### Exercice proposé
Prolongez le texte consacré au virage jazz de France D’Amour en reprenant juste après sa dernière phrase.

France D’Amour se met au jazz. Oui, oui, l’auteure-compositrice-interprète, celle qui marquait la Belle Province en 1992 avec le disque Animal, se lance dans une nouvelle aventure, et en anglais de surcroît. Un album qu’elle intitule Bubble Bath & Champagne. Transfiguration? Changement de vie? Pas tout à fait. L’amoureuse du jazz des années 20, 30 et 40 avait depuis une dizaine d’années l’habitude de terminer ses concerts avec quelques classique du genre, de « Unforgettable » à « I’ve Got You Under My Skin ». « Les gens venaient me voir à la fin de mes spectacles pour me dire à quel point ils aimaient ces reprises, qu’ils en auraient pris pendant une heure de temps. Sylvain Cossette et Lynda Lemay m’avaient aussi dit comment ils me trouvaient naturelle avec cette énergie jazz. »

 

L’idée fait son chemin. En 2009, France D’Amour tente l’aventure sur scène où elle initie Jazz D’Amour, une vingtaine de spectacles partout à travers le Québec. Encore une fois, France est surprise par la réponse, les bons mots des fans qui en redemandent. Pourtant, elle éprouve une gêne, un vague sentiment d’imposture. « Je commençais mon spectacle en demandant s’il y avait des vrais fans de jazz dans la salle. Quelques mains se levaient. Je disais alors que j’allais les rembourser car je ne suis pas une spécialiste du jazz. On est très loin ici du free jazz ou du jazz fusion. »

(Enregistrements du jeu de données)
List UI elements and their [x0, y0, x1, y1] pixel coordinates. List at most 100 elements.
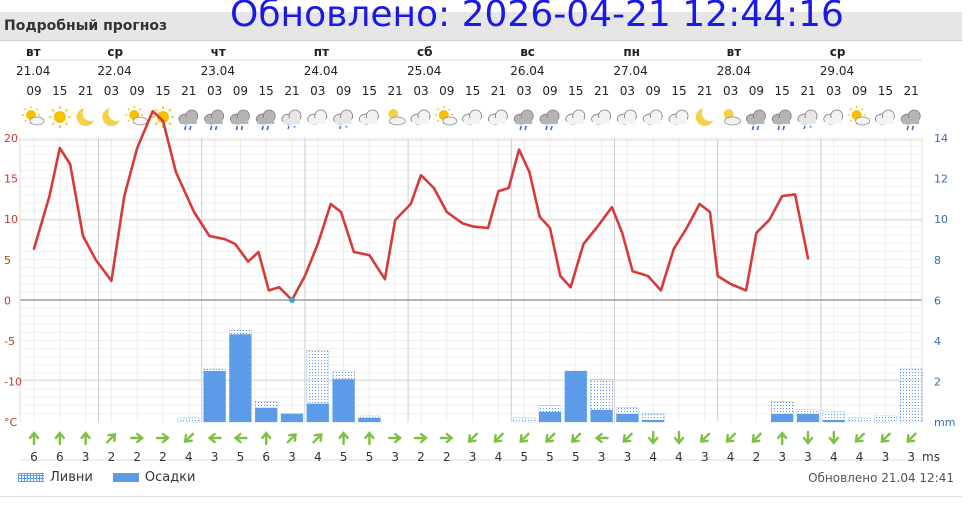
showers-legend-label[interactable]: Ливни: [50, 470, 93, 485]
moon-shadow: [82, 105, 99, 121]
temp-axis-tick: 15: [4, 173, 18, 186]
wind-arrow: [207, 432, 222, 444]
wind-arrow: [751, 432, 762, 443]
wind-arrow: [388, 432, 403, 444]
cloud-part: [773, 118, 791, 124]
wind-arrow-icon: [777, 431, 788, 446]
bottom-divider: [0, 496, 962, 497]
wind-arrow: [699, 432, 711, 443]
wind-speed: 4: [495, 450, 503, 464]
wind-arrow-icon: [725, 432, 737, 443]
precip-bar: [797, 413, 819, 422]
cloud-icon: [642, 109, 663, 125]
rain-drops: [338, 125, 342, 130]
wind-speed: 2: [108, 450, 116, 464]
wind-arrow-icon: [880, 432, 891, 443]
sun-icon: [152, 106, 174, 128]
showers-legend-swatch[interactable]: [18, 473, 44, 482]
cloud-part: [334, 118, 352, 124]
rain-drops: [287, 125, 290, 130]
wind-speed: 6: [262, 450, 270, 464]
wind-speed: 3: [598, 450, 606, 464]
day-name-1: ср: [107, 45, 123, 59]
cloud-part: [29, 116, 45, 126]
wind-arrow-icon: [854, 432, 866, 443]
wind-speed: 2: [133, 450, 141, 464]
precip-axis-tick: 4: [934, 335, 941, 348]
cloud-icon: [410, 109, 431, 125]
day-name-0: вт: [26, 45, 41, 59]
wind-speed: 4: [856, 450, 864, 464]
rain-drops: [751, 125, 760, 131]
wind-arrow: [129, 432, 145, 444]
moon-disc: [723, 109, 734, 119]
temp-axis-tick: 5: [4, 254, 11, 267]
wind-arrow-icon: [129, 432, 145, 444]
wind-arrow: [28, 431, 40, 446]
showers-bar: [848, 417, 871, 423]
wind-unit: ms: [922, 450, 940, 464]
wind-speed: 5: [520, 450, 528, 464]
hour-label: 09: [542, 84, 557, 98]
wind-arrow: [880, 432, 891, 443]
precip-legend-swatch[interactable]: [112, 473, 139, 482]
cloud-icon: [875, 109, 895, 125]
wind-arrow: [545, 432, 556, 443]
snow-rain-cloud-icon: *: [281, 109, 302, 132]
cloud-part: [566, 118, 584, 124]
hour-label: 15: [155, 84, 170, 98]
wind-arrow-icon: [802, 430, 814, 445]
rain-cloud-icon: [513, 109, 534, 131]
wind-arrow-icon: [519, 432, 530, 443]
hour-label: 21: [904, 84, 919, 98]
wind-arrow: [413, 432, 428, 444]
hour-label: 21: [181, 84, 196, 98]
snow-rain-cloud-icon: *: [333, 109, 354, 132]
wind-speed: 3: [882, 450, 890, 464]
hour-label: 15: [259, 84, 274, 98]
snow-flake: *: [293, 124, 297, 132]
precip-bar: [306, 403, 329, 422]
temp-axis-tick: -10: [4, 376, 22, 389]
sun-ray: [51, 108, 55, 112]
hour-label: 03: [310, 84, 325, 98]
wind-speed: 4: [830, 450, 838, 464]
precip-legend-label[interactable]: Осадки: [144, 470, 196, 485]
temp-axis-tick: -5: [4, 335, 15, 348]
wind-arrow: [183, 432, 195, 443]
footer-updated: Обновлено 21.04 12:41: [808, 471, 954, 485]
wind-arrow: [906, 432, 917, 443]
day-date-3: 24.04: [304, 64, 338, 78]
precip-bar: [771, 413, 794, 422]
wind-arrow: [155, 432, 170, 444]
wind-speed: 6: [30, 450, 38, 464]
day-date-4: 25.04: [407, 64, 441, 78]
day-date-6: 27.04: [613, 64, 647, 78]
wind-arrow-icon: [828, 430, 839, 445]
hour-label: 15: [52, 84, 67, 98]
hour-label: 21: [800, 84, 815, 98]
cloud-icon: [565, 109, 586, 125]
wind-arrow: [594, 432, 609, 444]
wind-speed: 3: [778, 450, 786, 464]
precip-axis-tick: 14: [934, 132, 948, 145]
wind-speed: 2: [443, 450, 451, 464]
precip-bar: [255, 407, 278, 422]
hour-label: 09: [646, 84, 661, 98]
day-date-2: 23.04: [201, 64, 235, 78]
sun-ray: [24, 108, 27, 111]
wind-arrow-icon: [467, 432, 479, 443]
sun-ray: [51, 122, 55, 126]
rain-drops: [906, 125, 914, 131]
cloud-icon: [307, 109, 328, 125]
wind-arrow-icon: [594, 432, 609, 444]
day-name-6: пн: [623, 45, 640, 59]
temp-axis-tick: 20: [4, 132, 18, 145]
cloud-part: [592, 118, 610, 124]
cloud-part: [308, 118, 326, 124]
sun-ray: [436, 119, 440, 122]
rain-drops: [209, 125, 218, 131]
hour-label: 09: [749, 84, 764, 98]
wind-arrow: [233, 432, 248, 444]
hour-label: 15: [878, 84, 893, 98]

### Résultat
 

Un retour au source

La petite histoire de France D’Amour révèle que la musicienne n’est pas une néophyte pour autant. « C’est la première musique que j’aie entendue à la maison. Mes parents prenaient des cours de danse et ils écoutaient de la musique de ballroom, Count Basie et compagnie. Je me suis rappelé dernièrement que j’écrivais des paroles sur ces classiques-là. » Plus tard, elle étudie également le jazz au Cégep de Saint-Laurent. Bien que se lancer dans une série de spectacles de reprises jazz est une aventure en soi pour une rockeuse, écrire des chansons jazz en vue d’un album complet en est une autre. Il y a là tout un chemin à parcourir, un curieux concours de circonstances. Alors que France D’Amour se décide à enregistrer des standards jazz, elle se met à la composition à la maison après ses journées d’enregistrement. « J’aime tellement composer que c’était plus fort que moi. » Un matin, elle présente à ses musiciens et au réalisateur Guy Tourville – avec qui elle coréalise l’album – « I want more », une pièce de son cru. La réponse est immédiate. « Ils ont adoré. J’ai alors réalisé que je me retenais souvent en pop pour ne pas aller vers des harmonies jazz. Alors là, j’en ai profité, je me suis défoulée, je me sens comblée… »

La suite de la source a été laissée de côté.